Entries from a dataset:

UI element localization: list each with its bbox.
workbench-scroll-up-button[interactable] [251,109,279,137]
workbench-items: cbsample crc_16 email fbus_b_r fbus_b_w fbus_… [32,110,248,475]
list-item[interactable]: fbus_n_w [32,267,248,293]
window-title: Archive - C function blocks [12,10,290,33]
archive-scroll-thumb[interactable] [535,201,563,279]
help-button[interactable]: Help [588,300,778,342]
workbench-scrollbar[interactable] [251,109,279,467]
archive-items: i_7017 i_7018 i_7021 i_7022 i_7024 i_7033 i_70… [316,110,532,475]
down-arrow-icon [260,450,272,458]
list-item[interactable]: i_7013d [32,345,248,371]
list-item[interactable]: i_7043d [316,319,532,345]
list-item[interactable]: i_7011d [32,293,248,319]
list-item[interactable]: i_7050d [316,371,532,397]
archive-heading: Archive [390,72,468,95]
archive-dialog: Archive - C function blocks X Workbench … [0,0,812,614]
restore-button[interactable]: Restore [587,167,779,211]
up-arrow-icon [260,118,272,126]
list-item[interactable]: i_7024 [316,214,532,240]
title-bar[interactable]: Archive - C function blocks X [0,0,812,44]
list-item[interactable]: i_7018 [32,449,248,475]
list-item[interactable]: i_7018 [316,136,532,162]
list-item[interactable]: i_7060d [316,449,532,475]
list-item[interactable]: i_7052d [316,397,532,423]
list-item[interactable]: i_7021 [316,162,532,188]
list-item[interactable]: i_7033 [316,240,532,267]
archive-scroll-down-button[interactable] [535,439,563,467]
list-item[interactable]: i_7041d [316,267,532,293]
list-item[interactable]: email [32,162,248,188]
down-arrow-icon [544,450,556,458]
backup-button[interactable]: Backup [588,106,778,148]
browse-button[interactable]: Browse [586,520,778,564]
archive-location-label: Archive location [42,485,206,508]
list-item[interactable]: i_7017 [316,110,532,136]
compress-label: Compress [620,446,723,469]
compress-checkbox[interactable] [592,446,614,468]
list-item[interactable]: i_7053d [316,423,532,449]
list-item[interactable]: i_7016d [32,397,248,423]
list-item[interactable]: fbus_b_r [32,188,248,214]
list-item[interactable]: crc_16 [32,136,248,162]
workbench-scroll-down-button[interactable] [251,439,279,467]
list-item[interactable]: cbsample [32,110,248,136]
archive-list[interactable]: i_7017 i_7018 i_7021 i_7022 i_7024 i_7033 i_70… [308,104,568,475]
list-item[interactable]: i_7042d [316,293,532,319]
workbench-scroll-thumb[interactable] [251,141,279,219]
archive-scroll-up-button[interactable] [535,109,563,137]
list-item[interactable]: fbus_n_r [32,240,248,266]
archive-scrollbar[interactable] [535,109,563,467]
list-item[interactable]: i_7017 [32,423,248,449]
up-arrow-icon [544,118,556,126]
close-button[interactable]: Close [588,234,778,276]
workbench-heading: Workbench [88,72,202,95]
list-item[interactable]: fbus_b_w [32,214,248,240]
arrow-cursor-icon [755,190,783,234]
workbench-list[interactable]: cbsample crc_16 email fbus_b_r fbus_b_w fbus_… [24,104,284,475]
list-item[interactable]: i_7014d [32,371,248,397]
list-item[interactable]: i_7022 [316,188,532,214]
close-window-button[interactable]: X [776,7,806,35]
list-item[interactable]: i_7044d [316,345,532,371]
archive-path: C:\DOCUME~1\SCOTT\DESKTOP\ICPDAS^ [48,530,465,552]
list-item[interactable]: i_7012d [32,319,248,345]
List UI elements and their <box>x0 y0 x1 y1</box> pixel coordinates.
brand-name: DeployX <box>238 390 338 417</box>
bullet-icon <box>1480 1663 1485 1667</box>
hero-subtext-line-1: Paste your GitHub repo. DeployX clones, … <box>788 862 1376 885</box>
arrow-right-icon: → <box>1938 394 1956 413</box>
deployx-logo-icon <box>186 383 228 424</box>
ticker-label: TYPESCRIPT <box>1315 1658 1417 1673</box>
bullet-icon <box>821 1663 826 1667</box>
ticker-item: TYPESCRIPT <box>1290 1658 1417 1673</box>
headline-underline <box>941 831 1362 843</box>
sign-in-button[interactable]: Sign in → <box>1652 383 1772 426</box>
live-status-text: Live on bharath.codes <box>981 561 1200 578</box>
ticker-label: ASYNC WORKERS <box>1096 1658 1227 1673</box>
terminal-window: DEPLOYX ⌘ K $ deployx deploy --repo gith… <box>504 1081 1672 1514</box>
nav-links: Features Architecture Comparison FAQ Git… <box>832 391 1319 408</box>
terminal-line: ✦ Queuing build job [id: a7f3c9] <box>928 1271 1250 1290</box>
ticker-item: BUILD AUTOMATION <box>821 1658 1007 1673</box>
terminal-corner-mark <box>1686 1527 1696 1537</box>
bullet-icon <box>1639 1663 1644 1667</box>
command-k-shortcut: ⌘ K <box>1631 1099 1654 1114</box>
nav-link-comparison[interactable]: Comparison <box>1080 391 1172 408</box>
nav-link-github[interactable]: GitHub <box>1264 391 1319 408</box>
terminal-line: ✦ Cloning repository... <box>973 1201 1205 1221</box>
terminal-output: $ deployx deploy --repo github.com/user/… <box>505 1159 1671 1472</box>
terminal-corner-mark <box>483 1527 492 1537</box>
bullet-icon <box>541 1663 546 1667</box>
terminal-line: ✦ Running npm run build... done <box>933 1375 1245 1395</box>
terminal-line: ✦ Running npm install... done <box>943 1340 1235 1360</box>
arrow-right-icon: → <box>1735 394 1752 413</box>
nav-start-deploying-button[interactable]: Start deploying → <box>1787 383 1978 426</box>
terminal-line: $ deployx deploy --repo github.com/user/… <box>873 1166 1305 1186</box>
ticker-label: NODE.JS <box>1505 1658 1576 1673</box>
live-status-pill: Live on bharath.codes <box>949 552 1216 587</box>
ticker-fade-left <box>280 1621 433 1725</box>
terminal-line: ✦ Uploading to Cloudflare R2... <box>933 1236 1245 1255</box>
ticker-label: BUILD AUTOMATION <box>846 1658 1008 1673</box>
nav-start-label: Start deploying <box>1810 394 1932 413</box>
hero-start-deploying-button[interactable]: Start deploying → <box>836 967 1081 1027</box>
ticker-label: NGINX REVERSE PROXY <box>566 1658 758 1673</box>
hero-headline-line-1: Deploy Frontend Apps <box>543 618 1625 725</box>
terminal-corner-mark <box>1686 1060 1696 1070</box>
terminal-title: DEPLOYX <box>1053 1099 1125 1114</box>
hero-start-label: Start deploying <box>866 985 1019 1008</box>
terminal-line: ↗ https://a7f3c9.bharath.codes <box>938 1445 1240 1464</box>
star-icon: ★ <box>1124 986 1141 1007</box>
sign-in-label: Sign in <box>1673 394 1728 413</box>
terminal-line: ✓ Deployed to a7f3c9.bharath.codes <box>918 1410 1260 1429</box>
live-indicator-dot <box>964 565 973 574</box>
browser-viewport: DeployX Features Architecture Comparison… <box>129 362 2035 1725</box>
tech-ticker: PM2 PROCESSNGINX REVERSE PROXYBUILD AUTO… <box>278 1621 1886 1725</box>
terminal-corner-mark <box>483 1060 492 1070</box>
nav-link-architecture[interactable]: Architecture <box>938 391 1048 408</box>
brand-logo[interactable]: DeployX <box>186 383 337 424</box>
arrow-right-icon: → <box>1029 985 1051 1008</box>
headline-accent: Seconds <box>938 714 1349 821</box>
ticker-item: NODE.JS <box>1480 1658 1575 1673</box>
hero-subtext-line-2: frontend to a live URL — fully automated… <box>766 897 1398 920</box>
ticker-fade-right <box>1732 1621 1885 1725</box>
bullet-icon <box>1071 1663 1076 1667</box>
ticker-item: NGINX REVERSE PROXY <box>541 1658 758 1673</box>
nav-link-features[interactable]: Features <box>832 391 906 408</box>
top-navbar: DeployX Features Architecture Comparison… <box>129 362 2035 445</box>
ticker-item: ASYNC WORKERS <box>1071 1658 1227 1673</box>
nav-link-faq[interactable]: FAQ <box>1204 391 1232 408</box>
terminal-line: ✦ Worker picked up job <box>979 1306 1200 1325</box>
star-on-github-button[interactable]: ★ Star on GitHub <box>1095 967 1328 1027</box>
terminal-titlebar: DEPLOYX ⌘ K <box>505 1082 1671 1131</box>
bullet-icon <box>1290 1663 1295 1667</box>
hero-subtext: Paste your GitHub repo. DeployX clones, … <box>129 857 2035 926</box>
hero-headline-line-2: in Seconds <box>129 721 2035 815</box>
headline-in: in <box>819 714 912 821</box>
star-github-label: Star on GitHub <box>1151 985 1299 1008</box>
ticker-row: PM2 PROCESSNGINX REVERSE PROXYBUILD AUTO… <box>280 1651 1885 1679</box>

**Task prompt:** Can you repeat the listing word for word, from its first line through the line containing "workbench-scroll-down-button[interactable] [251,439,279,467]"?

**Reply to the task:**
UI element localization: list each with its bbox.
workbench-scroll-up-button[interactable] [251,109,279,137]
workbench-items: cbsample crc_16 email fbus_b_r fbus_b_w fbus_… [32,110,248,475]
list-item[interactable]: fbus_n_w [32,267,248,293]
window-title: Archive - C function blocks [12,10,290,33]
archive-scroll-thumb[interactable] [535,201,563,279]
help-button[interactable]: Help [588,300,778,342]
workbench-scrollbar[interactable] [251,109,279,467]
archive-items: i_7017 i_7018 i_7021 i_7022 i_7024 i_7033 i_70… [316,110,532,475]
down-arrow-icon [260,450,272,458]
list-item[interactable]: i_7013d [32,345,248,371]
list-item[interactable]: i_7043d [316,319,532,345]
list-item[interactable]: i_7011d [32,293,248,319]
list-item[interactable]: i_7050d [316,371,532,397]
archive-heading: Archive [390,72,468,95]
archive-dialog: Archive - C function blocks X Workbench … [0,0,812,614]
restore-button[interactable]: Restore [587,167,779,211]
up-arrow-icon [260,118,272,126]
list-item[interactable]: i_7024 [316,214,532,240]
title-bar[interactable]: Archive - C function blocks X [0,0,812,44]
list-item[interactable]: i_7018 [32,449,248,475]
list-item[interactable]: i_7018 [316,136,532,162]
list-item[interactable]: i_7060d [316,449,532,475]
list-item[interactable]: i_7052d [316,397,532,423]
list-item[interactable]: i_7021 [316,162,532,188]
list-item[interactable]: i_7033 [316,240,532,267]
archive-scroll-down-button[interactable] [535,439,563,467]
list-item[interactable]: i_7041d [316,267,532,293]
list-item[interactable]: email [32,162,248,188]
down-arrow-icon [544,450,556,458]
backup-button[interactable]: Backup [588,106,778,148]
browse-button[interactable]: Browse [586,520,778,564]
archive-location-label: Archive location [42,485,206,508]
list-item[interactable]: i_7017 [316,110,532,136]
compress-label: Compress [620,446,723,469]
compress-checkbox[interactable] [592,446,614,468]
list-item[interactable]: i_7053d [316,423,532,449]
list-item[interactable]: i_7016d [32,397,248,423]
list-item[interactable]: fbus_b_r [32,188,248,214]
list-item[interactable]: crc_16 [32,136,248,162]
workbench-scroll-down-button[interactable] [251,439,279,467]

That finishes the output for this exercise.